__Stored data__
^^^^

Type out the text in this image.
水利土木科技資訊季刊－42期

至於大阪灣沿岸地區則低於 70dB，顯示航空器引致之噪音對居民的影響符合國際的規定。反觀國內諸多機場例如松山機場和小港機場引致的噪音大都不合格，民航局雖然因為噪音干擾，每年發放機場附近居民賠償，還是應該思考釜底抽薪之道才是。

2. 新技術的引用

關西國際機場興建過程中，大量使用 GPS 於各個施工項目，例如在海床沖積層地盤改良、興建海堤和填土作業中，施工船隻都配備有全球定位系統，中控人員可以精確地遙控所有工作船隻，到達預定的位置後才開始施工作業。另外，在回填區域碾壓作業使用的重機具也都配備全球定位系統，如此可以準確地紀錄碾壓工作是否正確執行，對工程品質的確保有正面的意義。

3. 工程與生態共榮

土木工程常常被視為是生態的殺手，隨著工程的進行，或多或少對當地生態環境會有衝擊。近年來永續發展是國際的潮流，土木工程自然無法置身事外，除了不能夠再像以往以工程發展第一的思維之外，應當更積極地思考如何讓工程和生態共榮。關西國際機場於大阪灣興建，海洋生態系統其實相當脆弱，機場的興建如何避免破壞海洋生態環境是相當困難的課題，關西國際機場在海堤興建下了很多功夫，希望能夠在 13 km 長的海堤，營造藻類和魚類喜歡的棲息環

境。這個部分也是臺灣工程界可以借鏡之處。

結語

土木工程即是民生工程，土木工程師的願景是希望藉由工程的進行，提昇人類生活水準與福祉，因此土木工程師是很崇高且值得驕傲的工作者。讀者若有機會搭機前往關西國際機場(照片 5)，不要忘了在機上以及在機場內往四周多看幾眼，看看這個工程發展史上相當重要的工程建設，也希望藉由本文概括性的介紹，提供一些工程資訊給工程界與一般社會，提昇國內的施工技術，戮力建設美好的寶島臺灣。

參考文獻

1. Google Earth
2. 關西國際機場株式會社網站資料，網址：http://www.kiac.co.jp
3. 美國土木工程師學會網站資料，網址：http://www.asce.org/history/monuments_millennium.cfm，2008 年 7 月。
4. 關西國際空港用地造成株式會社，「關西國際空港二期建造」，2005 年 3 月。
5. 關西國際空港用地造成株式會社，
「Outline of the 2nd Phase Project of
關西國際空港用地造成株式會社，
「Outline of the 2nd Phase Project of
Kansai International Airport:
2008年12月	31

^^^^

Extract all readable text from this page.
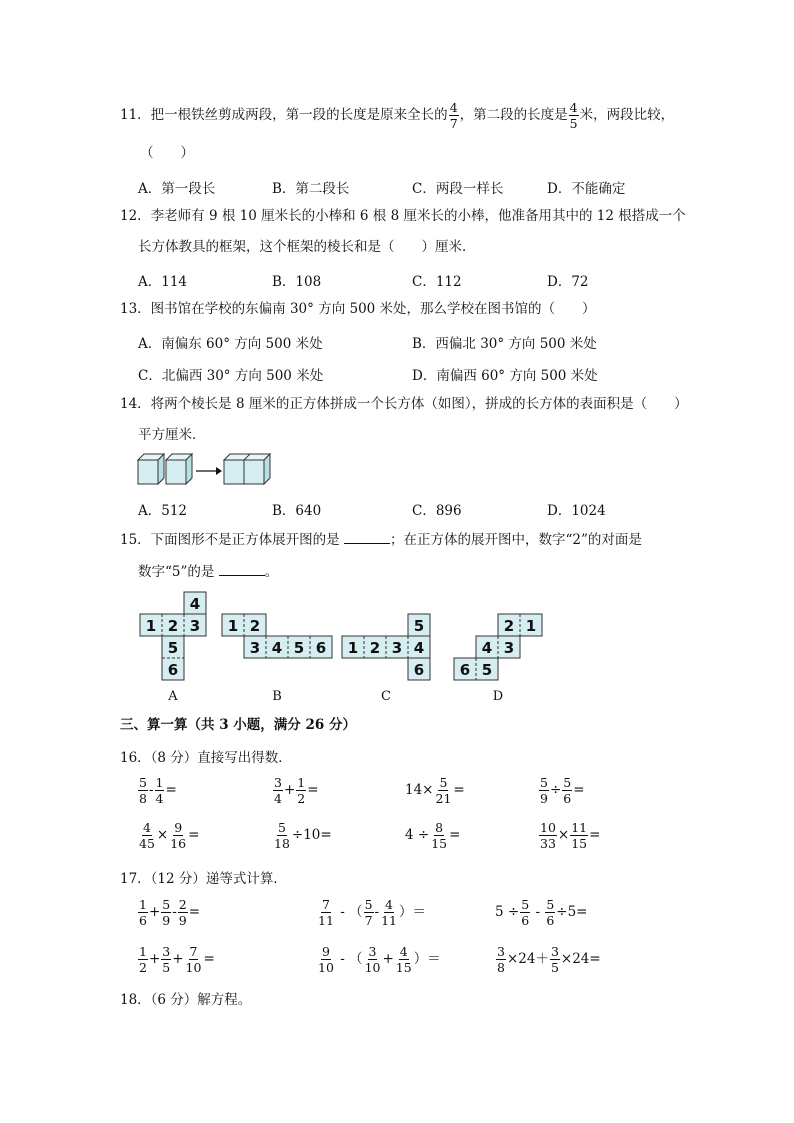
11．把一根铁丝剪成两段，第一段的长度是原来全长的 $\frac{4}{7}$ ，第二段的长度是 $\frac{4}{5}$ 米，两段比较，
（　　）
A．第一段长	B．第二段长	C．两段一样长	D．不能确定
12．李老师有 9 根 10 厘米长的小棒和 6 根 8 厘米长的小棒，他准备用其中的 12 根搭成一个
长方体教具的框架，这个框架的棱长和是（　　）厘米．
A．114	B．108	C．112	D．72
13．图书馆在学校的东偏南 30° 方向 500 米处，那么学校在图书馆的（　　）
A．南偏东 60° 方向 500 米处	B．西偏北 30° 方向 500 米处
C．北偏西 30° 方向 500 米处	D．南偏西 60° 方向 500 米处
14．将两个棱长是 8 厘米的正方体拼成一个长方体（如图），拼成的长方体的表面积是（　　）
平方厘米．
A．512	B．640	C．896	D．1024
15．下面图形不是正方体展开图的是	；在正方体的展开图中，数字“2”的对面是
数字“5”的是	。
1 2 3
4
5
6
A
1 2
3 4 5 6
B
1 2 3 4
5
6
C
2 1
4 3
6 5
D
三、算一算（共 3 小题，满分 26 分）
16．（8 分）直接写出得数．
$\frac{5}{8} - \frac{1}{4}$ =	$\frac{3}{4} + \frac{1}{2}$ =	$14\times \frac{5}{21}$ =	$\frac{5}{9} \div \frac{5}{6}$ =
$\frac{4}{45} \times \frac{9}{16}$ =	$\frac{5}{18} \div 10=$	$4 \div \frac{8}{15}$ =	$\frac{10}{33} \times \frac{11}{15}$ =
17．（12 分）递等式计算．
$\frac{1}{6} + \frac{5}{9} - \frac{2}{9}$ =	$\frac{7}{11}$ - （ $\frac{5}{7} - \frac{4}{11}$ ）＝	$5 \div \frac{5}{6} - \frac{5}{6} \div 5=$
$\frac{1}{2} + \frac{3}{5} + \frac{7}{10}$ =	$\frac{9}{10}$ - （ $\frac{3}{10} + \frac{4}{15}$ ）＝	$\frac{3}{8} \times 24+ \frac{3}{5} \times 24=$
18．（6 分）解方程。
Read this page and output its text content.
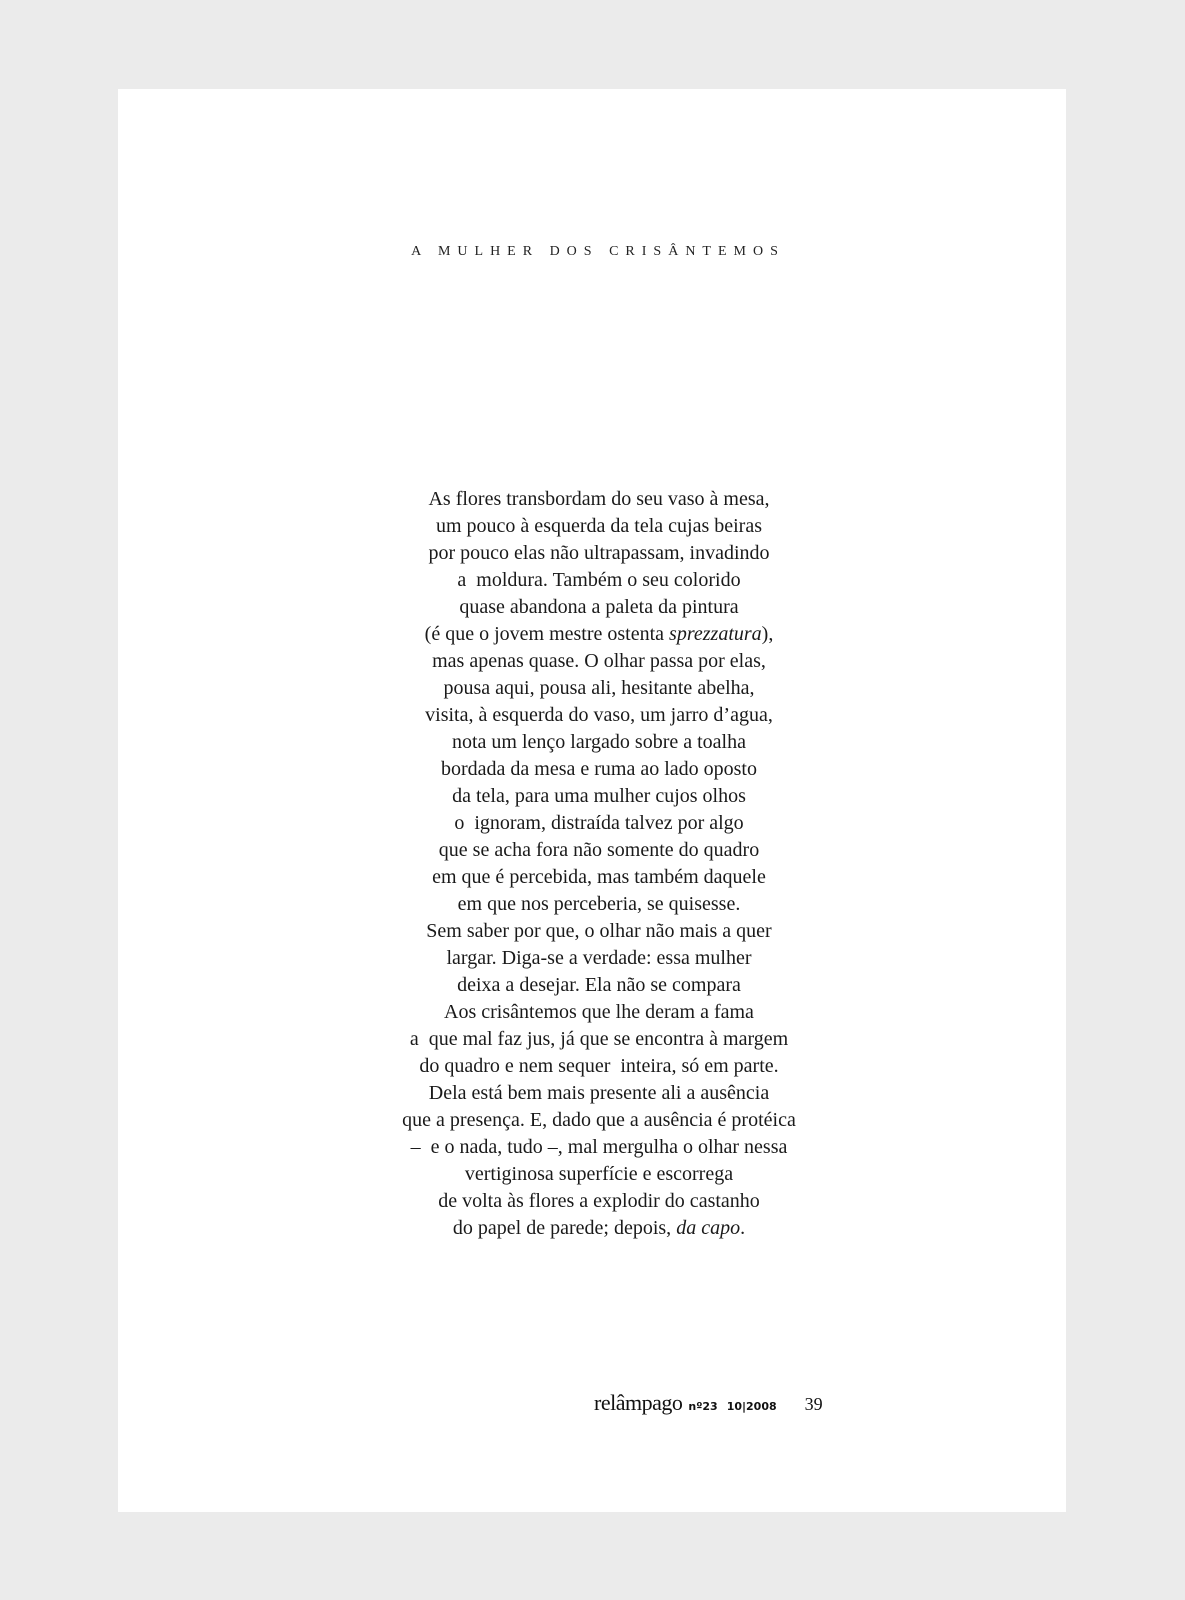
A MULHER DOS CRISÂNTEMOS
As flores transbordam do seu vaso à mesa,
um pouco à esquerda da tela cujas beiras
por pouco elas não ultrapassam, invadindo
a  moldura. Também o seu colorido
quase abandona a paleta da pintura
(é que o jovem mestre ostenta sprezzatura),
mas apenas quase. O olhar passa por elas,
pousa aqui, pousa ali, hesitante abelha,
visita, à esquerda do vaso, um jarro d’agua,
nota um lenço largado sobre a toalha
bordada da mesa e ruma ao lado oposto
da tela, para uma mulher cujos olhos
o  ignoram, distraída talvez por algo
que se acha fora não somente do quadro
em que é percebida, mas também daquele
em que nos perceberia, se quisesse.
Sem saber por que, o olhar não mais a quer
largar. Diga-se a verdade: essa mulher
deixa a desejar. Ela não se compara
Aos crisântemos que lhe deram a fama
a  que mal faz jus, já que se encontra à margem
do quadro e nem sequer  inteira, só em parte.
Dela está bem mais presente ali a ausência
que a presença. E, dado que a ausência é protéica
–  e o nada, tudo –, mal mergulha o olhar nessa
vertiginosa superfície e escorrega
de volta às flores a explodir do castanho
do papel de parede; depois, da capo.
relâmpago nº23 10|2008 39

^^^^

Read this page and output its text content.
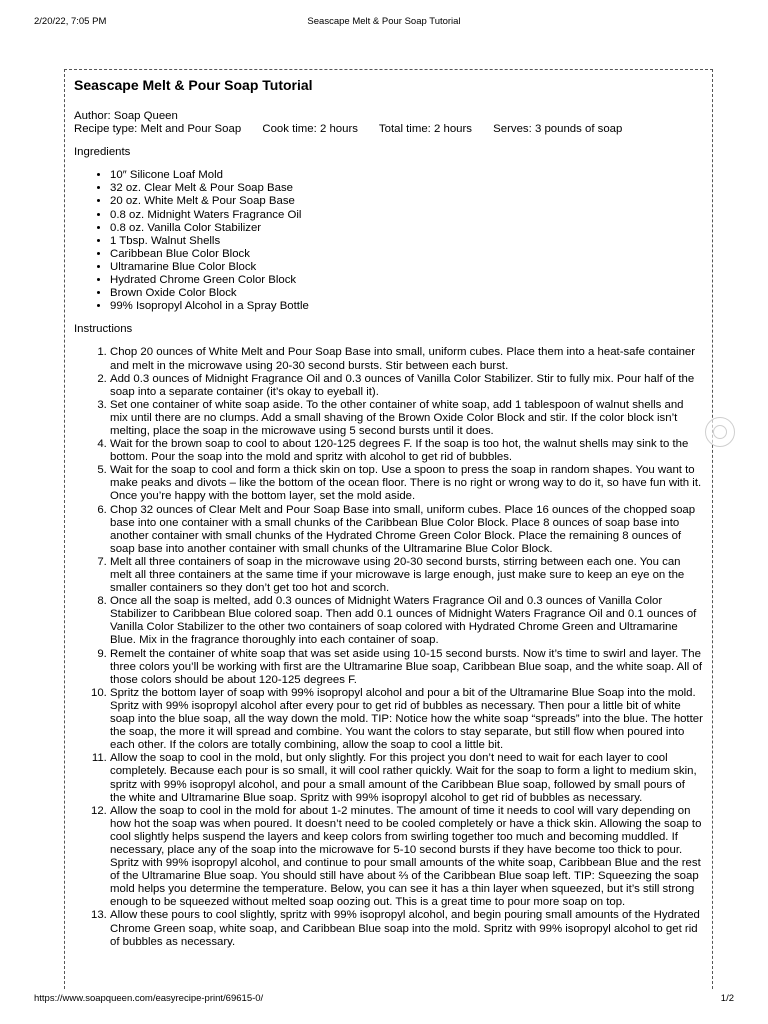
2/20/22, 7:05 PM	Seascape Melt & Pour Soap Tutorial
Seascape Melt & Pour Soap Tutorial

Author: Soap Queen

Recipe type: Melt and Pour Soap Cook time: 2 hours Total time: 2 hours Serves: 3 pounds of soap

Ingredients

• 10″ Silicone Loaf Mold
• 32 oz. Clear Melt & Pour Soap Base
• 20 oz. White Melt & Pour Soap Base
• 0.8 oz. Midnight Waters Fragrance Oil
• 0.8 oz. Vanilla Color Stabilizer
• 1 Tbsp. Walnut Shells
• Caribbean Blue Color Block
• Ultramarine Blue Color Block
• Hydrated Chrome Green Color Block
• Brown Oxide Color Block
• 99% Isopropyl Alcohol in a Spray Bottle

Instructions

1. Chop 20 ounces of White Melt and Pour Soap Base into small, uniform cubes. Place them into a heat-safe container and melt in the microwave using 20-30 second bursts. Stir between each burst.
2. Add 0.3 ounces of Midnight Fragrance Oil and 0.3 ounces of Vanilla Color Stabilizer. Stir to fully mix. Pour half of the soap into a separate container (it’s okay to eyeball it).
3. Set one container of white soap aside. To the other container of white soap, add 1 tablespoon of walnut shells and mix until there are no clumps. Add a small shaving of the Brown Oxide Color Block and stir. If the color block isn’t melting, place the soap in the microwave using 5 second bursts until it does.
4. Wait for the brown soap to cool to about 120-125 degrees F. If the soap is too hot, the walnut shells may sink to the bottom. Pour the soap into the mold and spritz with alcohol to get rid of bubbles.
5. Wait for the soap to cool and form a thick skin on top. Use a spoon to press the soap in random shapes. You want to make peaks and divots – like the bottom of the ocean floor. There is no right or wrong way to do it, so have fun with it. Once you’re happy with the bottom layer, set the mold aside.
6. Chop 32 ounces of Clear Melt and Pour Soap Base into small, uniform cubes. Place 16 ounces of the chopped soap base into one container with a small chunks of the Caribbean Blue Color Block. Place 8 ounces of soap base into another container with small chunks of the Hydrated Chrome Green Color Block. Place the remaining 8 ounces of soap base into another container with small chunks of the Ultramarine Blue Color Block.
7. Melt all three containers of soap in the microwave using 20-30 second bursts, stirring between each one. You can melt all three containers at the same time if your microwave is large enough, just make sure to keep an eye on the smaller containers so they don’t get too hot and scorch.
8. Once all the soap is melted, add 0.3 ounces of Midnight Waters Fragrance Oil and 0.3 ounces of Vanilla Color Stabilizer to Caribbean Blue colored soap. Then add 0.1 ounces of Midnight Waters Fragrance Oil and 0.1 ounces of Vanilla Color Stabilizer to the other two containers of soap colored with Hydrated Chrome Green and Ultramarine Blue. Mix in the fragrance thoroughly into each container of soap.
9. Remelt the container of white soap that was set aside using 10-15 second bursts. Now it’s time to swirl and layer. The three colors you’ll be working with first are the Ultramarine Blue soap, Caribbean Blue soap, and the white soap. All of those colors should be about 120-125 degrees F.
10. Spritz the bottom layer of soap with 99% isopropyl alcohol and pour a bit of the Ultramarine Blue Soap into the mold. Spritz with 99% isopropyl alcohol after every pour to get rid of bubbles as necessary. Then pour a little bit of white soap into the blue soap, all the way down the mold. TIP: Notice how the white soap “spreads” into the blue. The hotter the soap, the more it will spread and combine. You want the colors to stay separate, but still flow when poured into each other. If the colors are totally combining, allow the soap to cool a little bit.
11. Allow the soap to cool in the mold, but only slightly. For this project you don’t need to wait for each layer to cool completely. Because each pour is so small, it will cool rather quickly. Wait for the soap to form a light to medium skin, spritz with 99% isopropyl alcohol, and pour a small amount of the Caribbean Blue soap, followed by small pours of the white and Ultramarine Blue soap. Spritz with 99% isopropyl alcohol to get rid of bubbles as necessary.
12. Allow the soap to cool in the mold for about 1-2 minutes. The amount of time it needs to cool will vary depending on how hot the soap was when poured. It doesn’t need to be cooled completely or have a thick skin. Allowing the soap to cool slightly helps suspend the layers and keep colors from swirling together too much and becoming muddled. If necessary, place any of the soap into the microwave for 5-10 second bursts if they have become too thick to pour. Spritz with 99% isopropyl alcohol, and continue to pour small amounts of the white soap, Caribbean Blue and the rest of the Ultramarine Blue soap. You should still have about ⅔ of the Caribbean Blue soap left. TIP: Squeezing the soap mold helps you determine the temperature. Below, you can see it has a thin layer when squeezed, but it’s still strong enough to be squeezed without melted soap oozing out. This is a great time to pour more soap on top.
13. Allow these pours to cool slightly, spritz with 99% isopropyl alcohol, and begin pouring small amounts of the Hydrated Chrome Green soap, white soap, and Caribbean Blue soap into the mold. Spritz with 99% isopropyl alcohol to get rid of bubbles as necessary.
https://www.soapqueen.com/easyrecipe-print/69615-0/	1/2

^^^^

__Written problem__
Read through the data and copy every line where "olhar" shows up.

__Answer to this exercise__
mas apenas quase. O olhar passa por elas,
Sem saber por que, o olhar não mais a quer
–  e o nada, tudo –, mal mergulha o olhar nessa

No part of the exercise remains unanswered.